(Records about charts and figures)
§ §
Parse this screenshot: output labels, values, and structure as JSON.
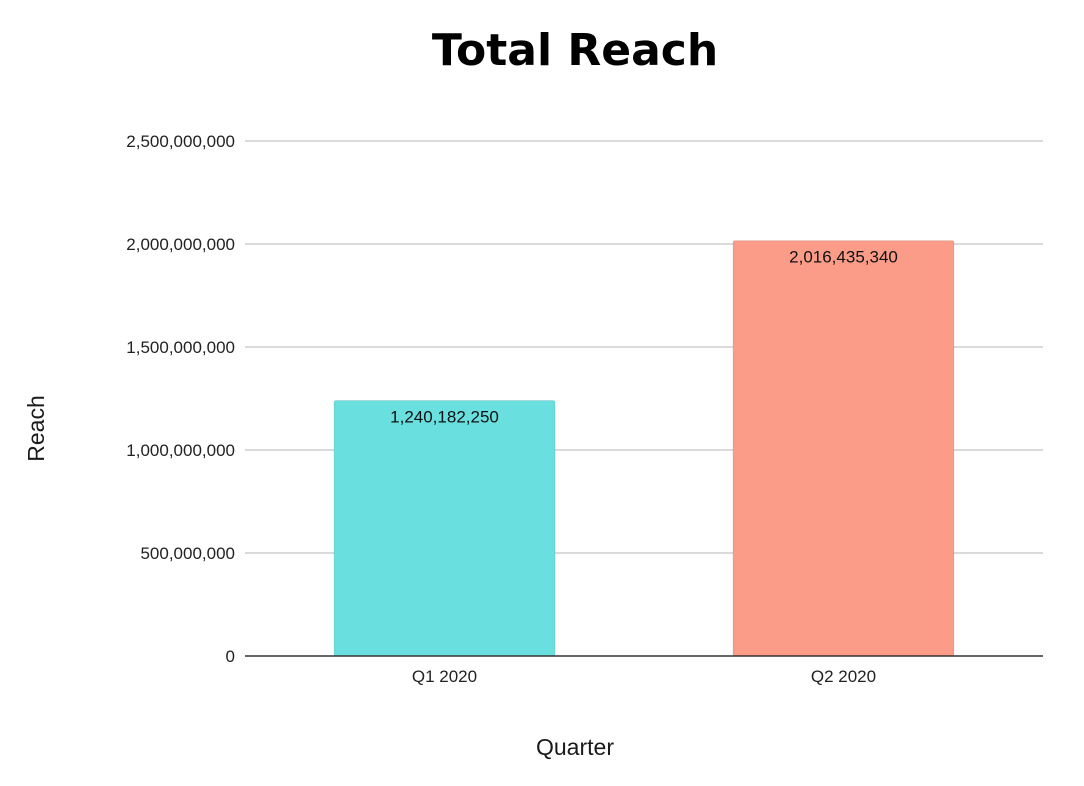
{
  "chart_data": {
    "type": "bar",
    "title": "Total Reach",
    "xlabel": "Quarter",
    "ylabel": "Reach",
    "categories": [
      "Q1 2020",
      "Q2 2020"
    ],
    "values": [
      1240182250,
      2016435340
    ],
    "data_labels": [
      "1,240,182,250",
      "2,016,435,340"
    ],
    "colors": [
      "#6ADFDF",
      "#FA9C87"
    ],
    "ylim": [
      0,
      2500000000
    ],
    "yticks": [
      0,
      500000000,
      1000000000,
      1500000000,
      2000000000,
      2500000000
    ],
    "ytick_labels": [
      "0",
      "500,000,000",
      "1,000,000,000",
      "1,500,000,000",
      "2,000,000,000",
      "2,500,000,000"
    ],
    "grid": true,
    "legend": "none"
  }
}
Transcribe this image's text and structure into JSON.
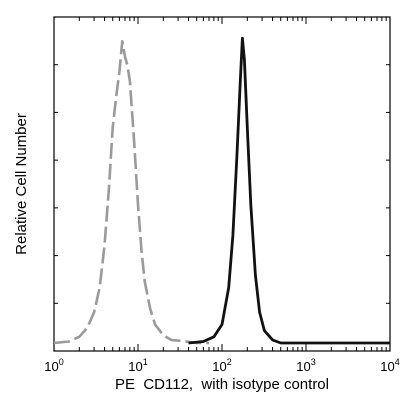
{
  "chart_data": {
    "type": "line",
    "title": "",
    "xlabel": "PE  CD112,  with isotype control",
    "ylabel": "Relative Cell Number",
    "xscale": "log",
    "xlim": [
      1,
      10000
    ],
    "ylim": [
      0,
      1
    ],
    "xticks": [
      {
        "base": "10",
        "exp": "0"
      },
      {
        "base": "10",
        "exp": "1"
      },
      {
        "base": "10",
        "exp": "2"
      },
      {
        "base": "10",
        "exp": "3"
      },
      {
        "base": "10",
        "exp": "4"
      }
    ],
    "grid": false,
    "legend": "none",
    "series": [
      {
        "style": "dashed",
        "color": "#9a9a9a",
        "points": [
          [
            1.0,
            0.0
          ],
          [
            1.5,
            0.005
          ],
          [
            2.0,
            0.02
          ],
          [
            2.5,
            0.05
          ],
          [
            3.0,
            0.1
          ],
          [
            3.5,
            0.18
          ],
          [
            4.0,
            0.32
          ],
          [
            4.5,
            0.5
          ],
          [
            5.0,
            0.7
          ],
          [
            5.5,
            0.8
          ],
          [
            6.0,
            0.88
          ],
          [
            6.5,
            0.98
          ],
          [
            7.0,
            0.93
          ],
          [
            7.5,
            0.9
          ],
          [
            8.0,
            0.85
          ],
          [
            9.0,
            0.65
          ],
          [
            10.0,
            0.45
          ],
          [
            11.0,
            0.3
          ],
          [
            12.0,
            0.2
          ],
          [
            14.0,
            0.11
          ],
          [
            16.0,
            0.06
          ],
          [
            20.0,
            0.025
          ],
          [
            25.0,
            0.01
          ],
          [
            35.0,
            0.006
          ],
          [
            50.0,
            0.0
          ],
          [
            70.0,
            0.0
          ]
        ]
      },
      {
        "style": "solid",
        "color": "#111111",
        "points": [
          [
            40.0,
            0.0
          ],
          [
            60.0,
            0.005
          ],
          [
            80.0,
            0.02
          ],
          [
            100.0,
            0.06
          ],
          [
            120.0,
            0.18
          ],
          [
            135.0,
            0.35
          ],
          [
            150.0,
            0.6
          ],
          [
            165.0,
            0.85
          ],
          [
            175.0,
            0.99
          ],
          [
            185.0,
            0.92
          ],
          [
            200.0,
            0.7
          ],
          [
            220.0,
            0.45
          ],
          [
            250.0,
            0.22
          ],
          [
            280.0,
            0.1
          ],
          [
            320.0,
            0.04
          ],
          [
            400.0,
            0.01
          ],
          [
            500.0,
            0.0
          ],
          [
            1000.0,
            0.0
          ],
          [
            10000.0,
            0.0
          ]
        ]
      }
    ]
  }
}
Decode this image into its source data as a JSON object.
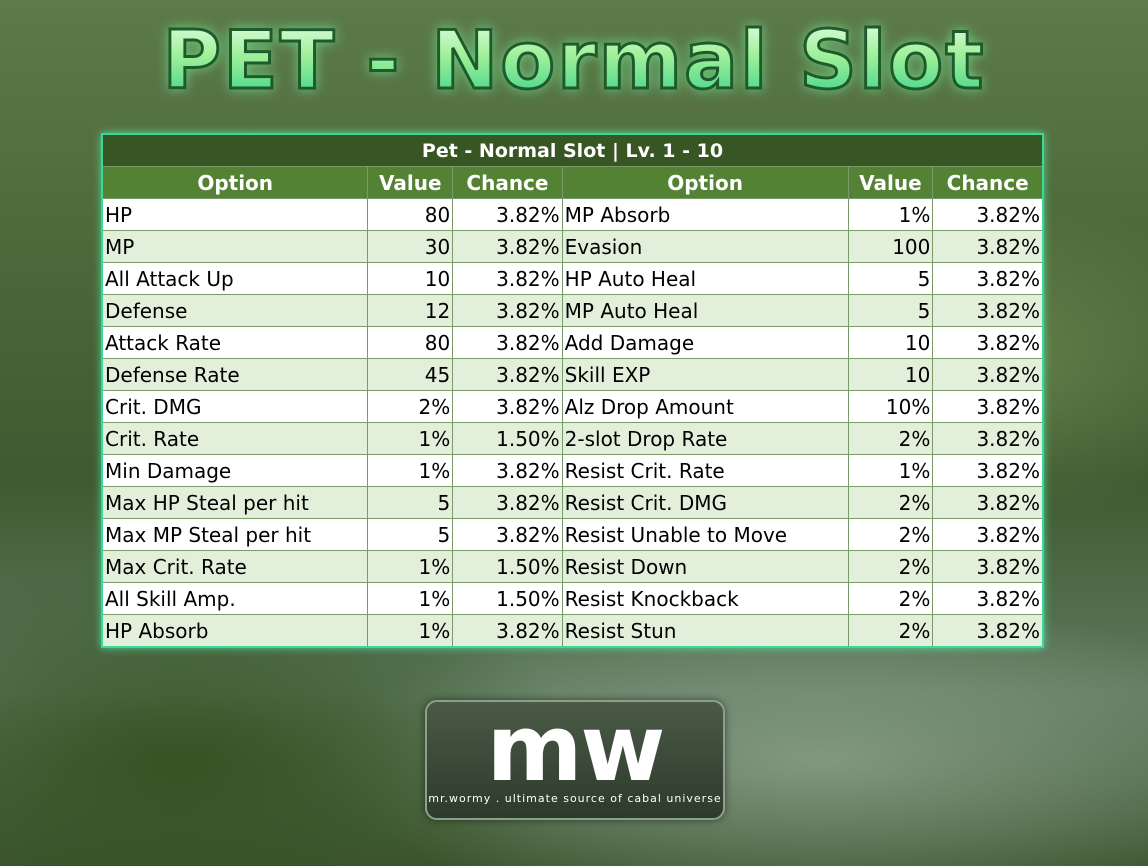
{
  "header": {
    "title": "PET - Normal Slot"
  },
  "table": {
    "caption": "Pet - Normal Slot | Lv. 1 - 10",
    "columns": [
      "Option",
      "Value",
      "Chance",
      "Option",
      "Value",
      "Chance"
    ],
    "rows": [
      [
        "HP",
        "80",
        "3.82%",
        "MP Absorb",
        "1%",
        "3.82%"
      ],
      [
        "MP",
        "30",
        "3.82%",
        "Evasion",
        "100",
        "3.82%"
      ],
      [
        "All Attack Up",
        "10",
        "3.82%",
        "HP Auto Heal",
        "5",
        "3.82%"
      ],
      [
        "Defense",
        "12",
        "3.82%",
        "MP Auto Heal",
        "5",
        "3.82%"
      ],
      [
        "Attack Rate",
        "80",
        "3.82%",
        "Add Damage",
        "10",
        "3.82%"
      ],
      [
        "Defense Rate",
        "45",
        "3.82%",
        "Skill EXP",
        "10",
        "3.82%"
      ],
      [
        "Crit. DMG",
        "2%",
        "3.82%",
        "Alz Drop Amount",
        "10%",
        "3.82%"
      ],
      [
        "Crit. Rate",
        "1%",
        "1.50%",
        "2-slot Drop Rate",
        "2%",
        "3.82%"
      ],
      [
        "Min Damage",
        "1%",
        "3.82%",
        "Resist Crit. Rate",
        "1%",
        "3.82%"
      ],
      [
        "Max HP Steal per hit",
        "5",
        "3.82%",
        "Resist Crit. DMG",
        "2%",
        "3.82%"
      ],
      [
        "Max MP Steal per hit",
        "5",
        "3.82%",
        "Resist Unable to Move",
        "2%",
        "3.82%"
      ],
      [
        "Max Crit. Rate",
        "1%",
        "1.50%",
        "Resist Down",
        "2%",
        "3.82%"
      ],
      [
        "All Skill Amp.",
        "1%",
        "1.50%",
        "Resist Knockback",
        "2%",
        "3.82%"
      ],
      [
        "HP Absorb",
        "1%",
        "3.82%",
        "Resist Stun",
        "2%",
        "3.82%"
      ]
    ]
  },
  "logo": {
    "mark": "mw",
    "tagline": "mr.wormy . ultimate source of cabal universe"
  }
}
§ §
| PROBLEM TO WORK ON |
Count the lines above that contain the word "Rate", and reply with only that number.

| EXERCISE ANSWER |
6